To do. Rewrite the data below, substituting "components" for "elements" wherever it occurs and leaving everything else unchanged. Omit the pictures from your answer.

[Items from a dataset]
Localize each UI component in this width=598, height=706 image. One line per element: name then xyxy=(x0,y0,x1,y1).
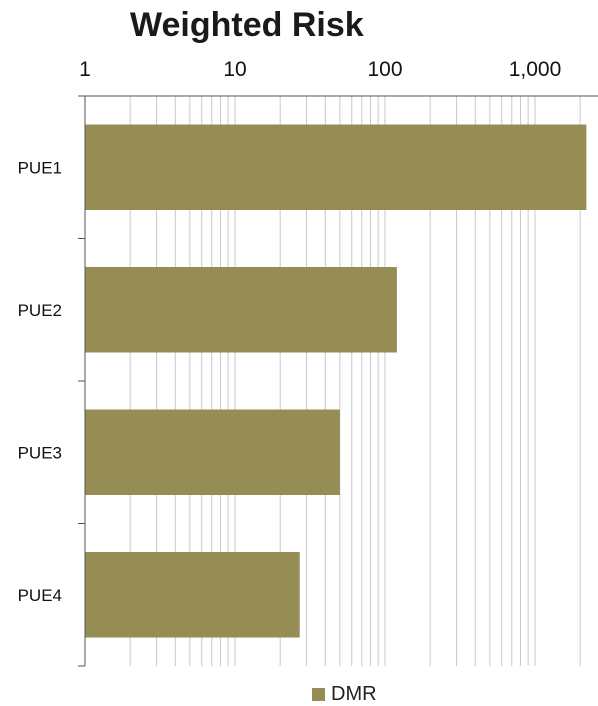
bar-pue3 xyxy=(85,409,340,495)
legend: DMR xyxy=(312,683,377,706)
chart-title: Weighted Risk xyxy=(130,6,364,44)
bar-pue2 xyxy=(85,267,397,353)
bar-pue1 xyxy=(85,124,587,210)
bar-pue4 xyxy=(85,552,300,638)
axes xyxy=(78,95,598,667)
labels: 1 10 100 1,000 PUE1 PUE2 PUE3 PUE4 xyxy=(18,58,562,605)
category-label: PUE4 xyxy=(18,586,62,605)
category-label: PUE3 xyxy=(18,443,62,462)
category-label: PUE2 xyxy=(18,301,62,320)
x-tick-label: 1 xyxy=(79,58,91,81)
category-label: PUE1 xyxy=(18,158,62,177)
x-tick-label: 100 xyxy=(367,58,402,81)
x-tick-label: 10 xyxy=(223,58,246,81)
legend-label: DMR xyxy=(331,683,377,705)
bars xyxy=(85,124,587,638)
x-tick-label: 1,000 xyxy=(509,58,562,81)
legend-swatch xyxy=(312,688,325,701)
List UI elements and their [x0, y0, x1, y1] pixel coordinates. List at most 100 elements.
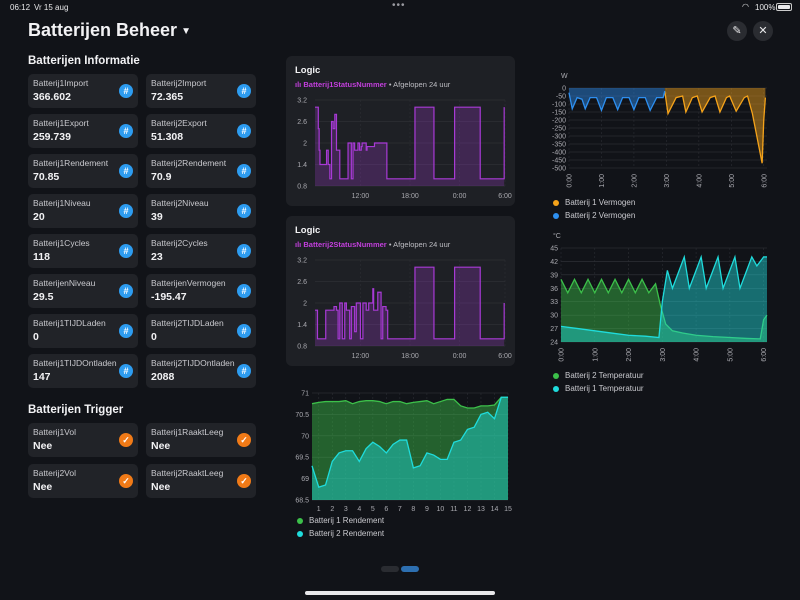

Worked solution.
Localize each UI component in this width=598, height=706 image. One line per element: name then xyxy=(x0,y0,x1,y1).
bar-pue3 xyxy=(85,409,340,495)
legend: DMR xyxy=(312,683,377,706)
chart-title: Weighted Risk xyxy=(130,6,364,44)
bar-pue2 xyxy=(85,267,397,353)
bar-pue1 xyxy=(85,124,587,210)
bar-pue4 xyxy=(85,552,300,638)
axes xyxy=(78,95,598,667)
labels: 1 10 100 1,000 PUE1 PUE2 PUE3 PUE4 xyxy=(18,58,562,605)
category-label: PUE4 xyxy=(18,586,62,605)
category-label: PUE3 xyxy=(18,443,62,462)
category-label: PUE2 xyxy=(18,301,62,320)
x-tick-label: 1 xyxy=(79,58,91,81)
category-label: PUE1 xyxy=(18,158,62,177)
x-tick-label: 100 xyxy=(367,58,402,81)
x-tick-label: 10 xyxy=(223,58,246,81)
legend-label: DMR xyxy=(331,683,377,705)
bars xyxy=(85,124,587,638)
x-tick-label: 1,000 xyxy=(509,58,562,81)
legend-swatch xyxy=(312,688,325,701)
List UI components and their [x0, y0, x1, y1] pixel coordinates. List at most 100 components.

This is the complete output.